● **Extracted records**
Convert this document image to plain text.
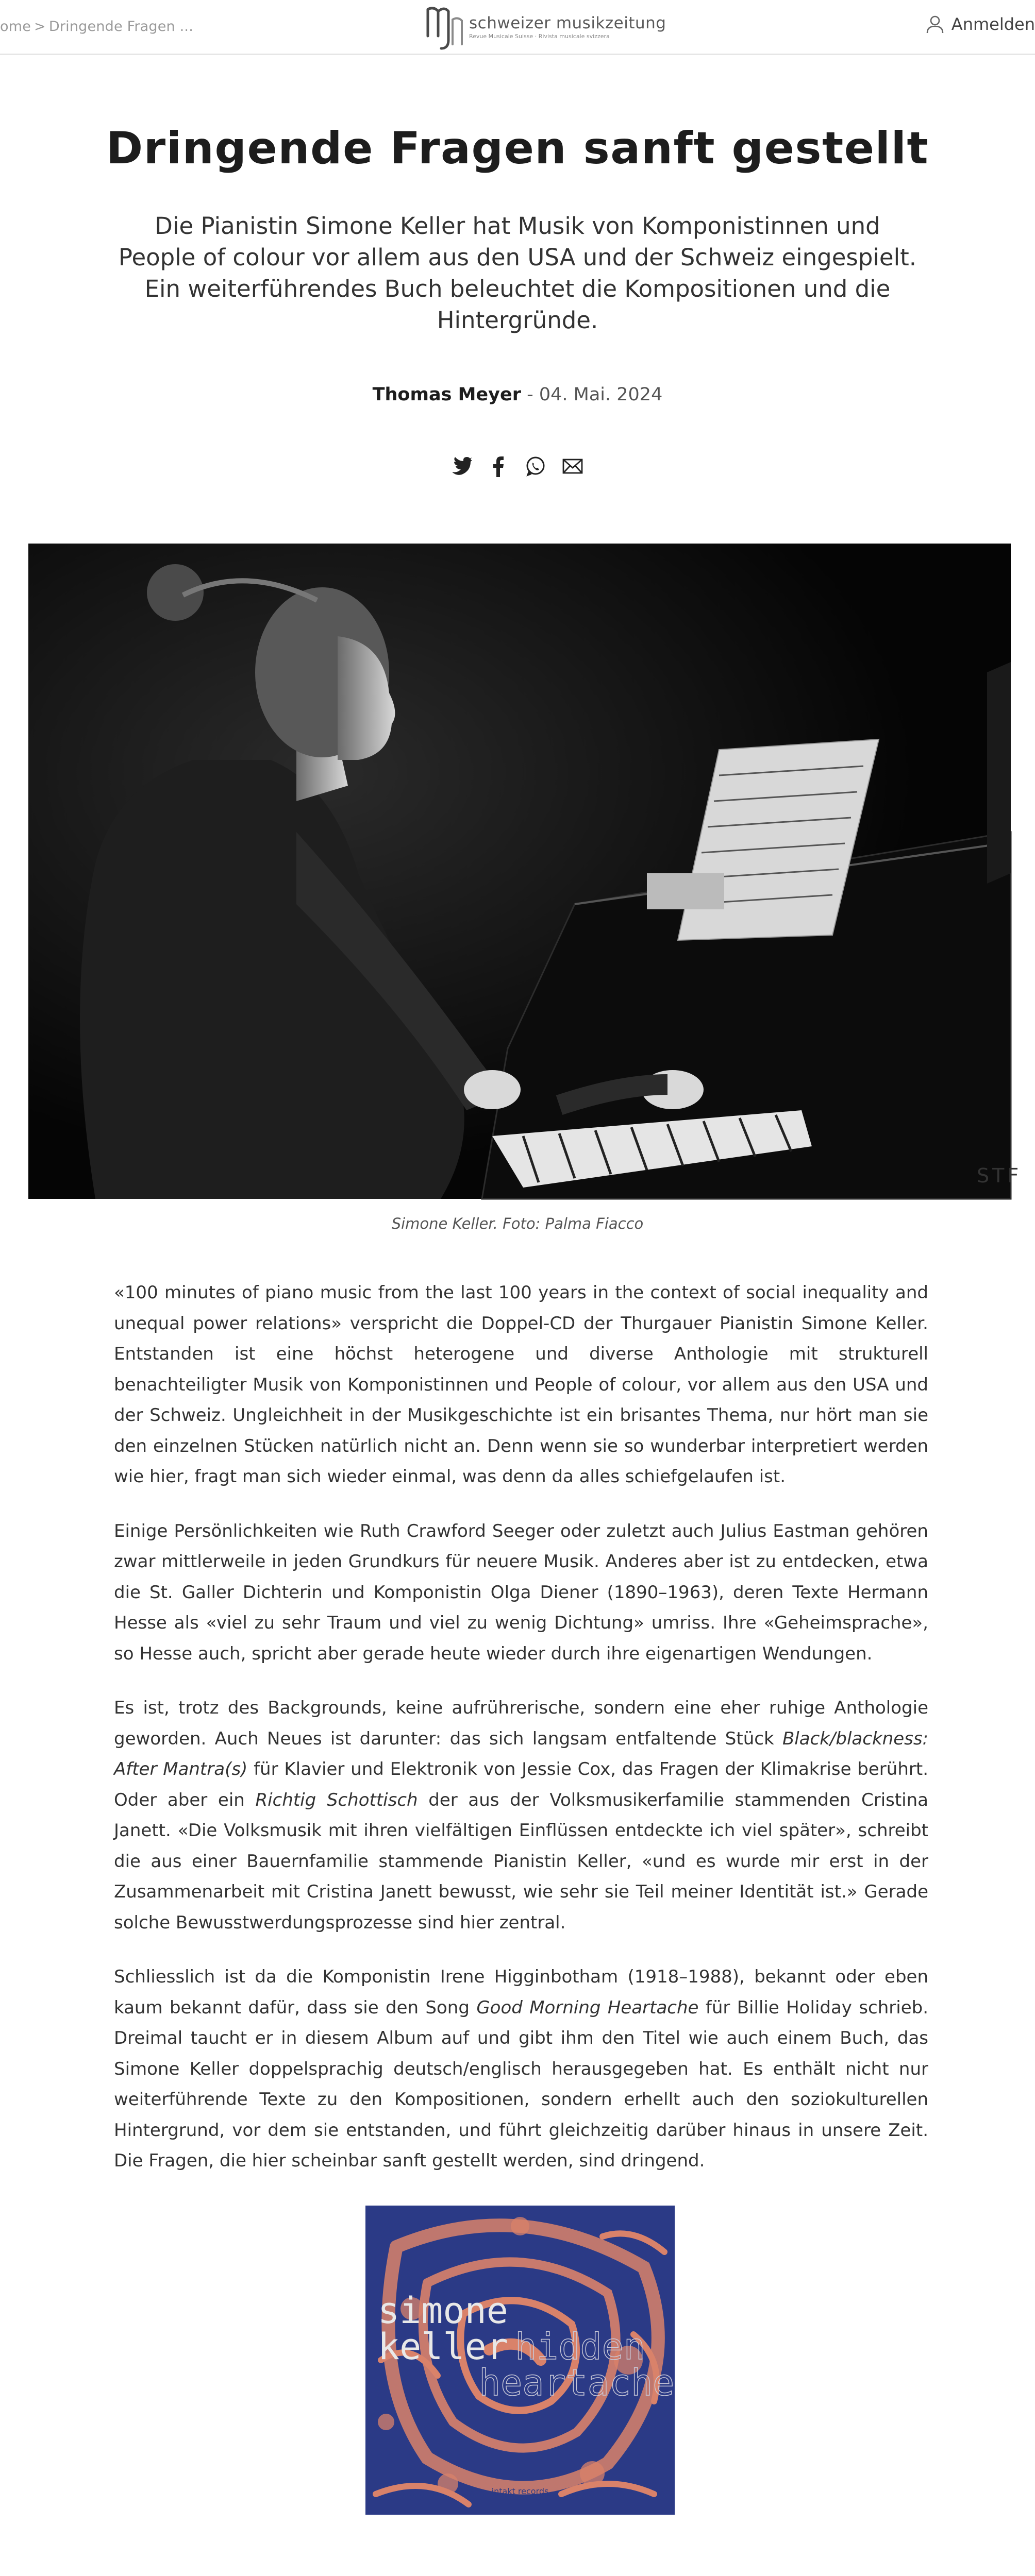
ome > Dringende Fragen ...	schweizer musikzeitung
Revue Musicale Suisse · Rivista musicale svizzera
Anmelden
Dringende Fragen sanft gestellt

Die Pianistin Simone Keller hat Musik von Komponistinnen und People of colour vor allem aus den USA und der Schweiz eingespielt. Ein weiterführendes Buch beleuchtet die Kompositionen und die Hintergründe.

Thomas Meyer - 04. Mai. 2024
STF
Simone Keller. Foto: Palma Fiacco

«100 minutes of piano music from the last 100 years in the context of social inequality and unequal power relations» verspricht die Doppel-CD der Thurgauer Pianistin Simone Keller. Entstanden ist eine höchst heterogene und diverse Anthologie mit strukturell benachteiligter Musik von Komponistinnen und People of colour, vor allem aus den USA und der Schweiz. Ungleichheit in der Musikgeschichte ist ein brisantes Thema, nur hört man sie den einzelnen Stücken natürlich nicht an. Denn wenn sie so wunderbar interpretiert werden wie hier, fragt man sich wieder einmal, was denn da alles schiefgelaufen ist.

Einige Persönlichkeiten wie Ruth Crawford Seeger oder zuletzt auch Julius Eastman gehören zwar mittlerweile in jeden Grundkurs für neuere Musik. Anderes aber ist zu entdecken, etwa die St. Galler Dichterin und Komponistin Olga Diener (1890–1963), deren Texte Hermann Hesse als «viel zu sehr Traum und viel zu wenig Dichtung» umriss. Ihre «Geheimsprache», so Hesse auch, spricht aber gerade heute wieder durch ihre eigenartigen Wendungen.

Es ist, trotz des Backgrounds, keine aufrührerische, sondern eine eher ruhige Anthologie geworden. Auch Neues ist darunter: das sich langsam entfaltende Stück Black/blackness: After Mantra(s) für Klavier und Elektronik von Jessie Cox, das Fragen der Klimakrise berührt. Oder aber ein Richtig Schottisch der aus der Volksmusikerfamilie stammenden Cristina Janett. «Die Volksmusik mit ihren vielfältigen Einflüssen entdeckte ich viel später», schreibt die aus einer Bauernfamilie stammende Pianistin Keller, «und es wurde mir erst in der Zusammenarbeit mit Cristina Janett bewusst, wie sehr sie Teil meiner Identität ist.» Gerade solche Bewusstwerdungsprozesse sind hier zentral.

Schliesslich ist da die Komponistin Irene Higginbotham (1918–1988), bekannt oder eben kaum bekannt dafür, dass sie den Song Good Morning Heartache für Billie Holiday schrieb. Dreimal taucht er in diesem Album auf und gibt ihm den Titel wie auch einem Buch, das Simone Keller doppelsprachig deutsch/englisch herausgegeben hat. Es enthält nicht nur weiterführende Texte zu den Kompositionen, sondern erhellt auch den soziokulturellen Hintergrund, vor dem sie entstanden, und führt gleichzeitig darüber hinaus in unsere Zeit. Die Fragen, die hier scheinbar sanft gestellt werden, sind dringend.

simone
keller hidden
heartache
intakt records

● **Short problem**
Can you restate all the records above word for word while dropping the pictures?

● **Exercise answer**
Convert this document image to plain text.
ome > Dringende Fragen ...	schweizer musikzeitung
Revue Musicale Suisse · Rivista musicale svizzera
Anmelden
Dringende Fragen sanft gestellt

Die Pianistin Simone Keller hat Musik von Komponistinnen und People of colour vor allem aus den USA und der Schweiz eingespielt. Ein weiterführendes Buch beleuchtet die Kompositionen und die Hintergründe.

Thomas Meyer - 04. Mai. 2024
STF
Simone Keller. Foto: Palma Fiacco

«100 minutes of piano music from the last 100 years in the context of social inequality and unequal power relations» verspricht die Doppel-CD der Thurgauer Pianistin Simone Keller. Entstanden ist eine höchst heterogene und diverse Anthologie mit strukturell benachteiligter Musik von Komponistinnen und People of colour, vor allem aus den USA und der Schweiz. Ungleichheit in der Musikgeschichte ist ein brisantes Thema, nur hört man sie den einzelnen Stücken natürlich nicht an. Denn wenn sie so wunderbar interpretiert werden wie hier, fragt man sich wieder einmal, was denn da alles schiefgelaufen ist.

Einige Persönlichkeiten wie Ruth Crawford Seeger oder zuletzt auch Julius Eastman gehören zwar mittlerweile in jeden Grundkurs für neuere Musik. Anderes aber ist zu entdecken, etwa die St. Galler Dichterin und Komponistin Olga Diener (1890–1963), deren Texte Hermann Hesse als «viel zu sehr Traum und viel zu wenig Dichtung» umriss. Ihre «Geheimsprache», so Hesse auch, spricht aber gerade heute wieder durch ihre eigenartigen Wendungen.

Es ist, trotz des Backgrounds, keine aufrührerische, sondern eine eher ruhige Anthologie geworden. Auch Neues ist darunter: das sich langsam entfaltende Stück Black/blackness: After Mantra(s) für Klavier und Elektronik von Jessie Cox, das Fragen der Klimakrise berührt. Oder aber ein Richtig Schottisch der aus der Volksmusikerfamilie stammenden Cristina Janett. «Die Volksmusik mit ihren vielfältigen Einflüssen entdeckte ich viel später», schreibt die aus einer Bauernfamilie stammende Pianistin Keller, «und es wurde mir erst in der Zusammenarbeit mit Cristina Janett bewusst, wie sehr sie Teil meiner Identität ist.» Gerade solche Bewusstwerdungsprozesse sind hier zentral.

Schliesslich ist da die Komponistin Irene Higginbotham (1918–1988), bekannt oder eben kaum bekannt dafür, dass sie den Song Good Morning Heartache für Billie Holiday schrieb. Dreimal taucht er in diesem Album auf und gibt ihm den Titel wie auch einem Buch, das Simone Keller doppelsprachig deutsch/englisch herausgegeben hat. Es enthält nicht nur weiterführende Texte zu den Kompositionen, sondern erhellt auch den soziokulturellen Hintergrund, vor dem sie entstanden, und führt gleichzeitig darüber hinaus in unsere Zeit. Die Fragen, die hier scheinbar sanft gestellt werden, sind dringend.

simone
keller hidden
heartache
intakt records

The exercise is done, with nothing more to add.